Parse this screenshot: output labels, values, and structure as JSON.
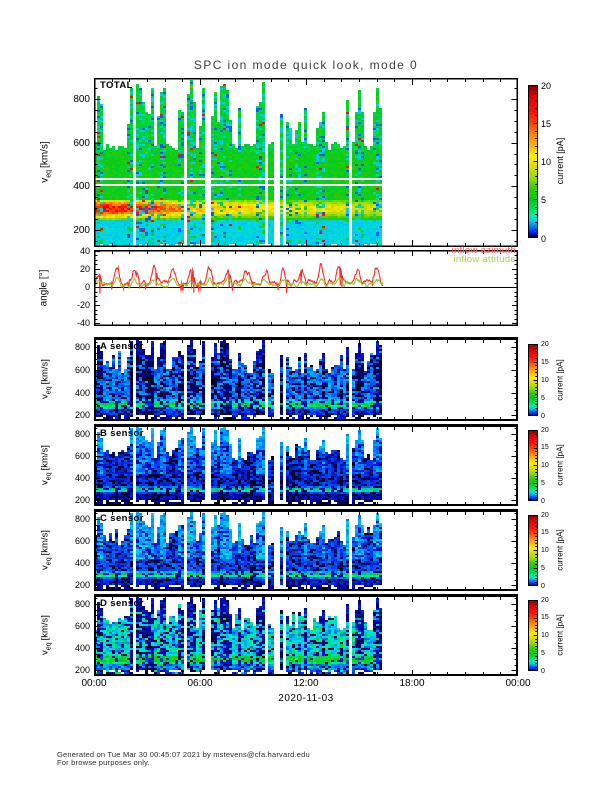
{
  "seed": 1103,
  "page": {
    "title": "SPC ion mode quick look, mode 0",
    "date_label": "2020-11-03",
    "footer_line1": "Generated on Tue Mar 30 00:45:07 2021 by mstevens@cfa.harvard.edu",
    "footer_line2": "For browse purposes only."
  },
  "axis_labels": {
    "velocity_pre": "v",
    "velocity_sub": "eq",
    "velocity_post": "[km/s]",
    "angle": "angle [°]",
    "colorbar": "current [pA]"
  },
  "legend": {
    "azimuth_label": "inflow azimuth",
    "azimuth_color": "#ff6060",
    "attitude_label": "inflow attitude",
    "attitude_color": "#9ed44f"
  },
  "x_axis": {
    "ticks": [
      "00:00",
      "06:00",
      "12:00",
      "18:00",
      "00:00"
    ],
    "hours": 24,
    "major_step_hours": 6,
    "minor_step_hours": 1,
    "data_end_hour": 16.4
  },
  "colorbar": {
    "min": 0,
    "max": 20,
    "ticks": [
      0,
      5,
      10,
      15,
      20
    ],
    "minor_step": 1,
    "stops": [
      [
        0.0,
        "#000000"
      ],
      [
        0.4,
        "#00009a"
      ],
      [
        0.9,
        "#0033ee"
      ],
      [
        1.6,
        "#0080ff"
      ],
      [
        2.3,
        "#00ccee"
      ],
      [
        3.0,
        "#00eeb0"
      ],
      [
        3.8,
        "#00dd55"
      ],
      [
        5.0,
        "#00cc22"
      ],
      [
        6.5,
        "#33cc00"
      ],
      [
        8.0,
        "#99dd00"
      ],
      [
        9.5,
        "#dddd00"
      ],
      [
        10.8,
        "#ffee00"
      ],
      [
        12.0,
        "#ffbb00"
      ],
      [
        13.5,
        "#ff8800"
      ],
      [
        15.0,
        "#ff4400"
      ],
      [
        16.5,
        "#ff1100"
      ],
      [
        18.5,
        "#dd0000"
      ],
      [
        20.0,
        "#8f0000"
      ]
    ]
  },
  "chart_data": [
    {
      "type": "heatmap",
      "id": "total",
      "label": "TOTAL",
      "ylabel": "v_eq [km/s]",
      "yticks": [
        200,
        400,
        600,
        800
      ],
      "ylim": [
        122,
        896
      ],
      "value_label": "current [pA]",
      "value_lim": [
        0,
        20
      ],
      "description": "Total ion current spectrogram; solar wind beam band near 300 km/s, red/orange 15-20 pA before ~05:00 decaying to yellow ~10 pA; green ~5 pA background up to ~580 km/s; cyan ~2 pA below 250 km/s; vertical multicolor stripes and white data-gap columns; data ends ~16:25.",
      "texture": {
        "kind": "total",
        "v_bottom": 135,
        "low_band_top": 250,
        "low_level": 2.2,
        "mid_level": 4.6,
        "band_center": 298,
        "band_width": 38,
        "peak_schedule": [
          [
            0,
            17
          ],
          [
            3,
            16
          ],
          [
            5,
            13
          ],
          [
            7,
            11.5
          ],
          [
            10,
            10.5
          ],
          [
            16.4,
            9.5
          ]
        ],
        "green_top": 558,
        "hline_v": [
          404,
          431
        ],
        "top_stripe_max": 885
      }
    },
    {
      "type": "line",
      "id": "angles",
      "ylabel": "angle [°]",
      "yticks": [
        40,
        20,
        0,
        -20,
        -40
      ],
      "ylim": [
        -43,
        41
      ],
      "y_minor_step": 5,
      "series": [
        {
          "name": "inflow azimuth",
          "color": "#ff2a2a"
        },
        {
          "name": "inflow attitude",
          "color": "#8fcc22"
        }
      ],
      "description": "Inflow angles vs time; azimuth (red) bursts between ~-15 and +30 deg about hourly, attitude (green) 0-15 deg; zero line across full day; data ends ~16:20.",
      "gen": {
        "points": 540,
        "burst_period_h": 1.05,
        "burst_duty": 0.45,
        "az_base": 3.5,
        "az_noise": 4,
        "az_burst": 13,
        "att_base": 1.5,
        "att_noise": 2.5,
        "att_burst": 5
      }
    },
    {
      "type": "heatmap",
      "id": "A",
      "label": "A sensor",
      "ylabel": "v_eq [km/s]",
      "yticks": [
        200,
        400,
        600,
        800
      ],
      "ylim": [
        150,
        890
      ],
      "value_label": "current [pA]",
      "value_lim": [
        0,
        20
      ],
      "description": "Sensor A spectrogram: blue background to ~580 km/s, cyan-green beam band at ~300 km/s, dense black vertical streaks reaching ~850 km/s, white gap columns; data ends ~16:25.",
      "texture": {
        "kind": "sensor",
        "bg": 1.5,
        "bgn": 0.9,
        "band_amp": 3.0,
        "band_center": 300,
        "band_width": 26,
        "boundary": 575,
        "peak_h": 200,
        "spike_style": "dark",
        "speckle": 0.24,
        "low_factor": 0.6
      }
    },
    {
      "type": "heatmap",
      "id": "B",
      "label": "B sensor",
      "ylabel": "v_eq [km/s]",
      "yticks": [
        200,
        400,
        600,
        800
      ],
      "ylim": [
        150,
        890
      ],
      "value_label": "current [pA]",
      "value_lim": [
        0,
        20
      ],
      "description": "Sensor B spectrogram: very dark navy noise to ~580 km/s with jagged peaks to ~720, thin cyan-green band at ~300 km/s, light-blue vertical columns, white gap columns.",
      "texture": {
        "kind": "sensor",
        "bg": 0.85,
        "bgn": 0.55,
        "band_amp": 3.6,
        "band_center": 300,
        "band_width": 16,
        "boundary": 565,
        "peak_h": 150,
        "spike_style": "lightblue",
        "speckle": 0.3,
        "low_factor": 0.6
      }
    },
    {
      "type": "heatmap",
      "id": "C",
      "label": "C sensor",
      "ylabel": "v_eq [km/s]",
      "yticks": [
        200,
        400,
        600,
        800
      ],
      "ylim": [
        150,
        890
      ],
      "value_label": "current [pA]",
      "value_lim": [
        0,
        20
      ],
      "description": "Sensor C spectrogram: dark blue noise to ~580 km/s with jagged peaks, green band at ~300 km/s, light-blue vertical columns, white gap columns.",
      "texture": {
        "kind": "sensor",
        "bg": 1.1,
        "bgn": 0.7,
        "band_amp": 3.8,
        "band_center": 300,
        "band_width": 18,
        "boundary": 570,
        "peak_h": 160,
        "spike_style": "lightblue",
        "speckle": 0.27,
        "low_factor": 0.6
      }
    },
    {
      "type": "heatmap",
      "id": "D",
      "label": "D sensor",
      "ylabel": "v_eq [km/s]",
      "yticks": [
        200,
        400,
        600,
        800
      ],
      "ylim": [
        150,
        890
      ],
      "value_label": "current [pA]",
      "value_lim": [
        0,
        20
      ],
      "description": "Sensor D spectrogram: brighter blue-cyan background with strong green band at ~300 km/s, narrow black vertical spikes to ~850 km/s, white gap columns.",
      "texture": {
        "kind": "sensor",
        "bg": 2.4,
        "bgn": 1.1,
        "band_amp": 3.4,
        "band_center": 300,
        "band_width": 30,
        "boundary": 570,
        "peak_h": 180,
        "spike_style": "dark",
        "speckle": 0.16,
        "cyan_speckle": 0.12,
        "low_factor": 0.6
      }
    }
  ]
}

• _Task instructions_
Whenever "angles" turns up in a line, pick that line out.

• _Answer for the task_
      "id": "angles",
      "description": "Inflow angles vs time; azimuth (red) bursts between ~-15 and +30 deg about hourly, attitude (green) 0-15 deg; zero line across full day; data ends ~16:20.",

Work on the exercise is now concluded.